** Stated exercise **
Take each line containing "control" and report it exactly as written.

Stored records:

___

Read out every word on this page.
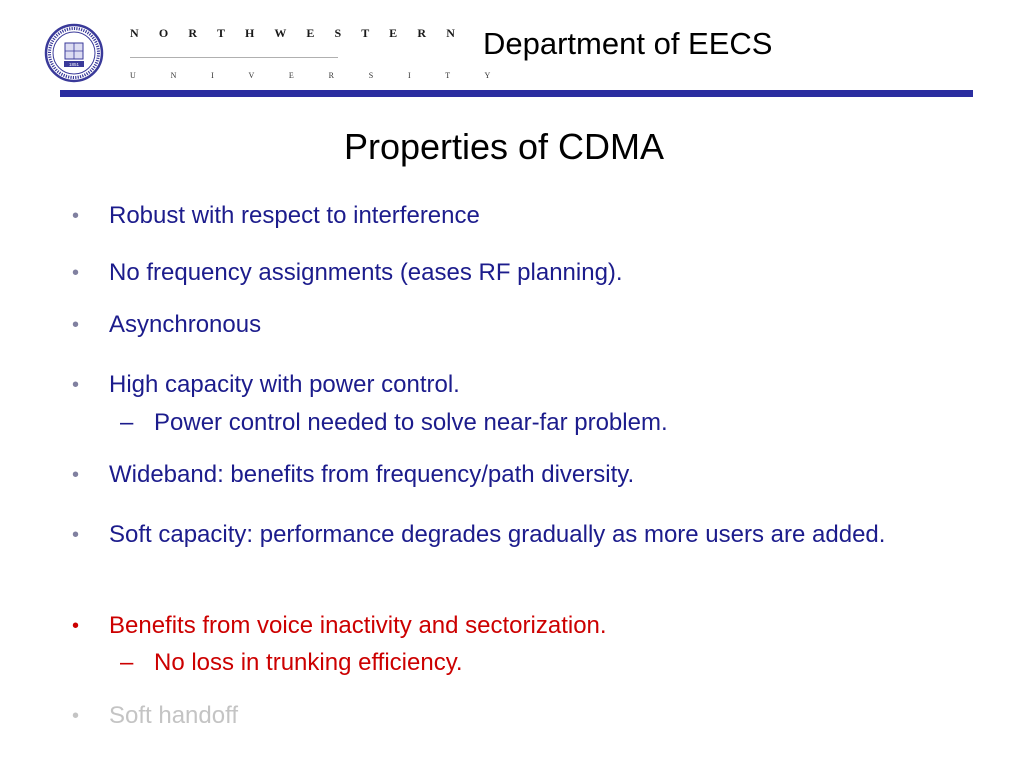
1851
N O R T H W E S T E R N
U N I V E R S I T Y
Department of EECS
Properties of CDMA
• Robust with respect to interference
• No frequency assignments (eases RF planning).
• Asynchronous
• High capacity with power control.
– Power control needed to solve near-far problem.
• Wideband: benefits from frequency/path diversity.
• Soft capacity: performance degrades gradually as more users are added.
• Benefits from voice inactivity and sectorization.
– No loss in trunking efficiency.
• Soft handoff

___

** Result of this task **
• High capacity with power control.
– Power control needed to solve near-far problem.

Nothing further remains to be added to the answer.